▶ DO THIS:
What follows is a listing; restate every line of it word for word.

* Start DATASET EXCERPTS *

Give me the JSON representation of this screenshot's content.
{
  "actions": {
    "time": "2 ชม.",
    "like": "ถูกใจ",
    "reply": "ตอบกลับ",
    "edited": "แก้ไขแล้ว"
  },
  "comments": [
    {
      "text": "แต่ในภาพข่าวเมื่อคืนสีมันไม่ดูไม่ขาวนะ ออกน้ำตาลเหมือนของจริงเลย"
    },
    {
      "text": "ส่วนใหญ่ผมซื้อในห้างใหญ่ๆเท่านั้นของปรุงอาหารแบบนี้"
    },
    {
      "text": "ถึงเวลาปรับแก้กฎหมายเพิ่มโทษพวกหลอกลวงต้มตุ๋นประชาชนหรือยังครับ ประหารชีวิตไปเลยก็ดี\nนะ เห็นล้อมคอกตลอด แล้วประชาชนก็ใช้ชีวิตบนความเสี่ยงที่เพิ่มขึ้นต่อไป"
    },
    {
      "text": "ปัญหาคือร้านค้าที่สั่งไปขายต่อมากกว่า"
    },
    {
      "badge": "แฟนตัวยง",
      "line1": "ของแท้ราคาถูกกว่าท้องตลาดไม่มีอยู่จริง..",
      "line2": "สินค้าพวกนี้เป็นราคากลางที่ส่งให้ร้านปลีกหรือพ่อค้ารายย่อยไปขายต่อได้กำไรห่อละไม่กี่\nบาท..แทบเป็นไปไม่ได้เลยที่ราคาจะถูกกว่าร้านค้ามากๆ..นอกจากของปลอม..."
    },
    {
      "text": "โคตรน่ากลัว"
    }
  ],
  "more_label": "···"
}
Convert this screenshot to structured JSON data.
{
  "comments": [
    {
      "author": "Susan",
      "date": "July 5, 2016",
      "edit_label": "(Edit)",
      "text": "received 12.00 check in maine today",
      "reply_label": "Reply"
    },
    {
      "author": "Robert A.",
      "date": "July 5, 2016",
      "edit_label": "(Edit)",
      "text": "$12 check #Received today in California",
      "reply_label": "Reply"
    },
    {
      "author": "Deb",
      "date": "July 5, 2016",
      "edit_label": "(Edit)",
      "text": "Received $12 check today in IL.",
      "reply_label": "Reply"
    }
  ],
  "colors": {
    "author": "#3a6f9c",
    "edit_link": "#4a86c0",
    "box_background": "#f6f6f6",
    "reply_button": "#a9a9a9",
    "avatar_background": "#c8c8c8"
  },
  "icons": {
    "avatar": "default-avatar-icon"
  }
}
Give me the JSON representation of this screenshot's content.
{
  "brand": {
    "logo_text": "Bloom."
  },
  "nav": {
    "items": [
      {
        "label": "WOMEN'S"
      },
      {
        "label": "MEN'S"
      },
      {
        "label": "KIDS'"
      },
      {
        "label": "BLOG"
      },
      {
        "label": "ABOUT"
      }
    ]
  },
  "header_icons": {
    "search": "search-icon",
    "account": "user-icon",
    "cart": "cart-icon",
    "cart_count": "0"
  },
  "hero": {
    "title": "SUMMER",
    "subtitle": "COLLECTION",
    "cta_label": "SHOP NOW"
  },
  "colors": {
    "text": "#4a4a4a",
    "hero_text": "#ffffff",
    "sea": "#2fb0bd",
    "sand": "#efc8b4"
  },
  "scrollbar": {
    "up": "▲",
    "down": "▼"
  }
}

* End DATASET EXCERPTS *

▶ THE ANSWER:
Give me the JSON representation of this screenshot's content.
{
  "actions": {
    "time": "2 ชม.",
    "like": "ถูกใจ",
    "reply": "ตอบกลับ",
    "edited": "แก้ไขแล้ว"
  },
  "comments": [
    {
      "text": "แต่ในภาพข่าวเมื่อคืนสีมันไม่ดูไม่ขาวนะ ออกน้ำตาลเหมือนของจริงเลย"
    },
    {
      "text": "ส่วนใหญ่ผมซื้อในห้างใหญ่ๆเท่านั้นของปรุงอาหารแบบนี้"
    },
    {
      "text": "ถึงเวลาปรับแก้กฎหมายเพิ่มโทษพวกหลอกลวงต้มตุ๋นประชาชนหรือยังครับ ประหารชีวิตไปเลยก็ดี\nนะ เห็นล้อมคอกตลอด แล้วประชาชนก็ใช้ชีวิตบนความเสี่ยงที่เพิ่มขึ้นต่อไป"
    },
    {
      "text": "ปัญหาคือร้านค้าที่สั่งไปขายต่อมากกว่า"
    },
    {
      "badge": "แฟนตัวยง",
      "line1": "ของแท้ราคาถูกกว่าท้องตลาดไม่มีอยู่จริง..",
      "line2": "สินค้าพวกนี้เป็นราคากลางที่ส่งให้ร้านปลีกหรือพ่อค้ารายย่อยไปขายต่อได้กำไรห่อละไม่กี่\nบาท..แทบเป็นไปไม่ได้เลยที่ราคาจะถูกกว่าร้านค้ามากๆ..นอกจากของปลอม..."
    },
    {
      "text": "โคตรน่ากลัว"
    }
  ],
  "more_label": "···"
}
Convert this screenshot to structured JSON data.
{
  "comments": [
    {
      "author": "Susan",
      "date": "July 5, 2016",
      "edit_label": "(Edit)",
      "text": "received 12.00 check in maine today",
      "reply_label": "Reply"
    },
    {
      "author": "Robert A.",
      "date": "July 5, 2016",
      "edit_label": "(Edit)",
      "text": "$12 check #Received today in California",
      "reply_label": "Reply"
    },
    {
      "author": "Deb",
      "date": "July 5, 2016",
      "edit_label": "(Edit)",
      "text": "Received $12 check today in IL.",
      "reply_label": "Reply"
    }
  ],
  "colors": {
    "author": "#3a6f9c",
    "edit_link": "#4a86c0",
    "box_background": "#f6f6f6",
    "reply_button": "#a9a9a9",
    "avatar_background": "#c8c8c8"
  },
  "icons": {
    "avatar": "default-avatar-icon"
  }
}
Give me the JSON representation of this screenshot's content.
{
  "brand": {
    "logo_text": "Bloom."
  },
  "nav": {
    "items": [
      {
        "label": "WOMEN'S"
      },
      {
        "label": "MEN'S"
      },
      {
        "label": "KIDS'"
      },
      {
        "label": "BLOG"
      },
      {
        "label": "ABOUT"
      }
    ]
  },
  "header_icons": {
    "search": "search-icon",
    "account": "user-icon",
    "cart": "cart-icon",
    "cart_count": "0"
  },
  "hero": {
    "title": "SUMMER",
    "subtitle": "COLLECTION",
    "cta_label": "SHOP NOW"
  },
  "colors": {
    "text": "#4a4a4a",
    "hero_text": "#ffffff",
    "sea": "#2fb0bd",
    "sand": "#efc8b4"
  },
  "scrollbar": {
    "up": "▲",
    "down": "▼"
  }
}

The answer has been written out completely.